◆ **Given instruction**
In full and without deviation, write out the entries that follow.

BEGIN Recorded information

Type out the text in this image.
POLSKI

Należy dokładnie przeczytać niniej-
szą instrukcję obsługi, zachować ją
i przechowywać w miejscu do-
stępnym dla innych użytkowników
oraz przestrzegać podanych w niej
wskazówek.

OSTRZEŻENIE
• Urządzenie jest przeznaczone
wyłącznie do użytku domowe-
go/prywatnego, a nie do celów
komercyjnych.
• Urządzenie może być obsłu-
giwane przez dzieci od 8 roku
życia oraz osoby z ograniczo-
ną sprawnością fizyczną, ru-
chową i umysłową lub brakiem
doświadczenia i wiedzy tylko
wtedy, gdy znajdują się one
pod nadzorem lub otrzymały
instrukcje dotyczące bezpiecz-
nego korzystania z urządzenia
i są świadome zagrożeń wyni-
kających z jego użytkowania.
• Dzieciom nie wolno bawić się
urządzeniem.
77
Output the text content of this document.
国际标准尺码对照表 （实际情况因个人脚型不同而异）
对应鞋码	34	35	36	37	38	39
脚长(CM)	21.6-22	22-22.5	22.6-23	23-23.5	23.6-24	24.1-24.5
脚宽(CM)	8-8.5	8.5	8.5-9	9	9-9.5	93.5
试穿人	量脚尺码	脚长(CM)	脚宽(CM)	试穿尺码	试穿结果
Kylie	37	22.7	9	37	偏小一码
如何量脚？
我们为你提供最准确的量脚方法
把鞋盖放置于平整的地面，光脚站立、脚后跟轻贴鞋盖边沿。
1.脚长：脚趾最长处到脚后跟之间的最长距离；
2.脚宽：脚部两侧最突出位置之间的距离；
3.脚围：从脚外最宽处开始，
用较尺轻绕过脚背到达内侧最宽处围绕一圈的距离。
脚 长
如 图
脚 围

END Recorded information

◆ **Result of the task**
Type out the text in this image.
POLSKI

Należy dokładnie przeczytać niniej-
szą instrukcję obsługi, zachować ją
i przechowywać w miejscu do-
stępnym dla innych użytkowników
oraz przestrzegać podanych w niej
wskazówek.

OSTRZEŻENIE
• Urządzenie jest przeznaczone
wyłącznie do użytku domowe-
go/prywatnego, a nie do celów
komercyjnych.
• Urządzenie może być obsłu-
giwane przez dzieci od 8 roku
życia oraz osoby z ograniczo-
ną sprawnością fizyczną, ru-
chową i umysłową lub brakiem
doświadczenia i wiedzy tylko
wtedy, gdy znajdują się one
pod nadzorem lub otrzymały
instrukcje dotyczące bezpiecz-
nego korzystania z urządzenia
i są świadome zagrożeń wyni-
kających z jego użytkowania.
• Dzieciom nie wolno bawić się
urządzeniem.
77
Output the text content of this document.
国际标准尺码对照表 （实际情况因个人脚型不同而异）
对应鞋码	34	35	36	37	38	39
脚长(CM)	21.6-22	22-22.5	22.6-23	23-23.5	23.6-24	24.1-24.5
脚宽(CM)	8-8.5	8.5	8.5-9	9	9-9.5	93.5
试穿人	量脚尺码	脚长(CM)	脚宽(CM)	试穿尺码	试穿结果
Kylie	37	22.7	9	37	偏小一码
如何量脚？
我们为你提供最准确的量脚方法
把鞋盖放置于平整的地面，光脚站立、脚后跟轻贴鞋盖边沿。
1.脚长：脚趾最长处到脚后跟之间的最长距离；
2.脚宽：脚部两侧最突出位置之间的距离；
3.脚围：从脚外最宽处开始，
用较尺轻绕过脚背到达内侧最宽处围绕一圈的距离。
脚 长
如 图
脚 围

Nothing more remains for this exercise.